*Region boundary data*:
*-*-*
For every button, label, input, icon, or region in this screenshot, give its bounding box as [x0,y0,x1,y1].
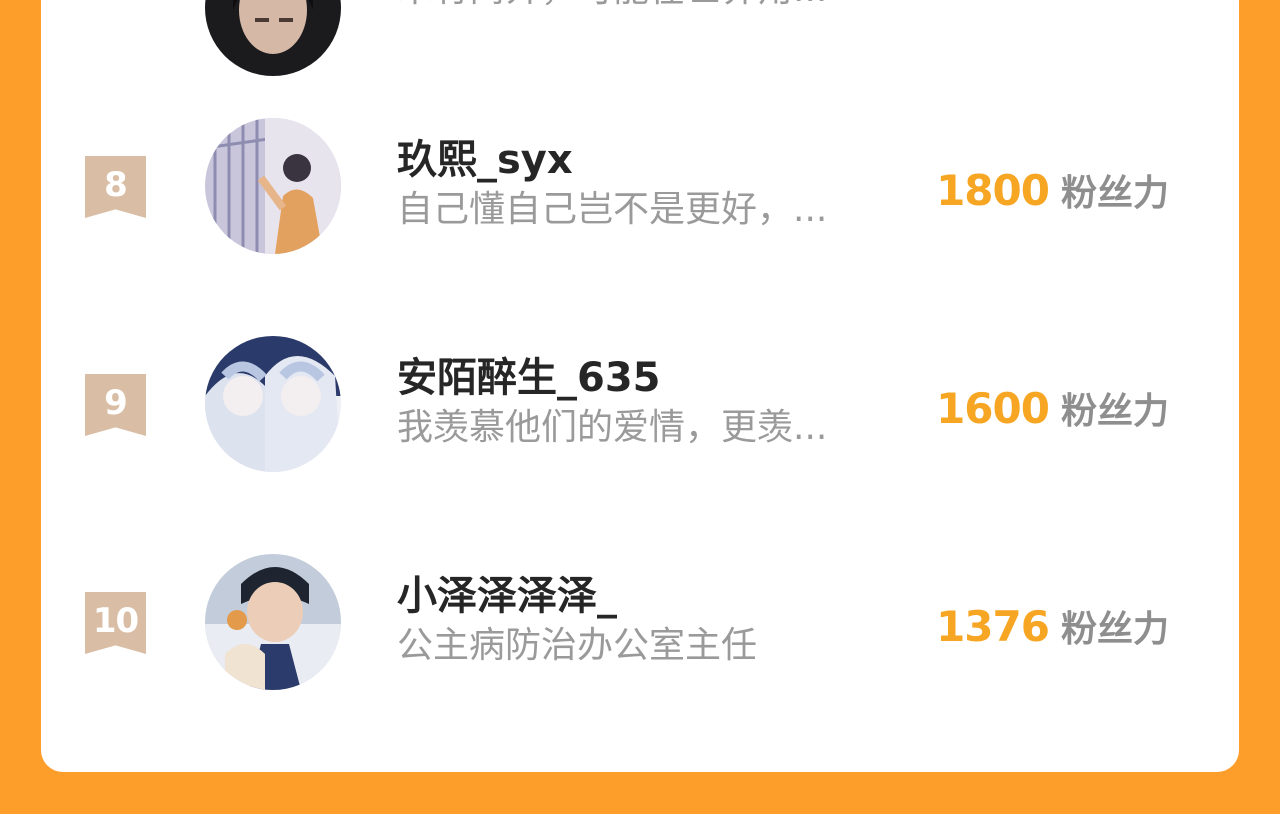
fans-unit-label: 粉丝力 [1060,609,1169,650]
avatar-image [205,554,341,690]
avatar[interactable] [205,118,341,254]
user-name[interactable]: 玖熙_syx [397,136,573,184]
avatar-image [205,336,341,472]
avatar-image [205,0,341,76]
fans-unit-label: 粉丝力 [1060,173,1169,214]
avatar[interactable] [205,554,341,690]
avatar-image [205,118,341,254]
list-item[interactable]: 木有简介，可能在世界角... [41,0,1239,80]
fans-number: 1600 [936,384,1050,433]
rank-badge: 10 [85,592,146,654]
list-item[interactable]: 9 安陌醉生_635 我羡慕他们的爱情，更羡... 1600 粉丝力 [41,336,1239,476]
user-bio: 公主病防治办公室主任 [397,625,758,666]
fans-number: 1800 [936,166,1050,215]
fans-number: 1376 [936,602,1050,651]
user-bio: 木有简介，可能在世界角... [397,0,877,12]
rank-badge: 8 [85,156,146,218]
fans-score: 1600 粉丝力 [936,384,1169,443]
list-item[interactable]: 8 玖熙_syx 自己懂自己岂不是更好，... 1800 粉丝力 [41,118,1239,258]
avatar[interactable] [205,336,341,472]
fans-score: 1800 粉丝力 [936,166,1169,225]
leaderboard-card: 木有简介，可能在世界角... 8 玖熙_syx 自己懂自己岂不是更好，. [41,0,1239,772]
list-item[interactable]: 10 小泽泽泽泽_ 公主病防治办公室主任 1376 粉丝力 [41,554,1239,694]
fans-score: 1376 粉丝力 [936,602,1169,661]
user-bio: 自己懂自己岂不是更好，... [397,189,828,230]
rank-badge: 9 [85,374,146,436]
user-name[interactable]: 小泽泽泽泽_ [397,572,617,620]
fans-unit-label: 粉丝力 [1060,391,1169,432]
user-name[interactable]: 安陌醉生_635 [397,354,661,402]
user-bio: 我羡慕他们的爱情，更羡... [397,407,828,448]
avatar[interactable] [205,0,341,76]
*-*-*
*Task details*: Turn every line of the records above into a numbered list. Skip blank lines and leave out the pictures.

*Result below*:
1. For every button, label, input, icon, or region in this screenshot, give its bounding box as [x0,y0,x1,y1].
2. fans-unit-label: 粉丝力 [1060,609,1169,650]
3. avatar-image [205,554,341,690]
4. avatar[interactable] [205,118,341,254]
5. user-name[interactable]: 玖熙_syx [397,136,573,184]
6. avatar-image [205,336,341,472]
7. avatar-image [205,0,341,76]
8. fans-unit-label: 粉丝力 [1060,173,1169,214]
9. avatar[interactable] [205,554,341,690]
10. avatar-image [205,118,341,254]
11. list-item[interactable]: 木有简介，可能在世界角... [41,0,1239,80]
12. fans-number: 1600 [936,384,1050,433]
13. rank-badge: 10 [85,592,146,654]
14. list-item[interactable]: 9 安陌醉生_635 我羡慕他们的爱情，更羡... 1600 粉丝力 [41,336,1239,476]
15. user-bio: 公主病防治办公室主任 [397,625,758,666]
16. fans-number: 1800 [936,166,1050,215]
17. fans-number: 1376 [936,602,1050,651]
18. user-bio: 木有简介，可能在世界角... [397,0,877,12]
19. rank-badge: 8 [85,156,146,218]
20. fans-score: 1600 粉丝力 [936,384,1169,443]
21. list-item[interactable]: 8 玖熙_syx 自己懂自己岂不是更好，... 1800 粉丝力 [41,118,1239,258]
22. avatar[interactable] [205,336,341,472]
23. fans-score: 1800 粉丝力 [936,166,1169,225]
24. leaderboard-card: 木有简介，可能在世界角... 8 玖熙_syx 自己懂自己岂不是更好，. [41,0,1239,772]
25. list-item[interactable]: 10 小泽泽泽泽_ 公主病防治办公室主任 1376 粉丝力 [41,554,1239,694]
26. fans-score: 1376 粉丝力 [936,602,1169,661]
27. user-bio: 自己懂自己岂不是更好，... [397,189,828,230]
28. rank-badge: 9 [85,374,146,436]
29. user-name[interactable]: 小泽泽泽泽_ [397,572,617,620]
30. fans-unit-label: 粉丝力 [1060,391,1169,432]
31. user-name[interactable]: 安陌醉生_635 [397,354,661,402]
32. user-bio: 我羡慕他们的爱情，更羡... [397,407,828,448]
33. avatar[interactable] [205,0,341,76]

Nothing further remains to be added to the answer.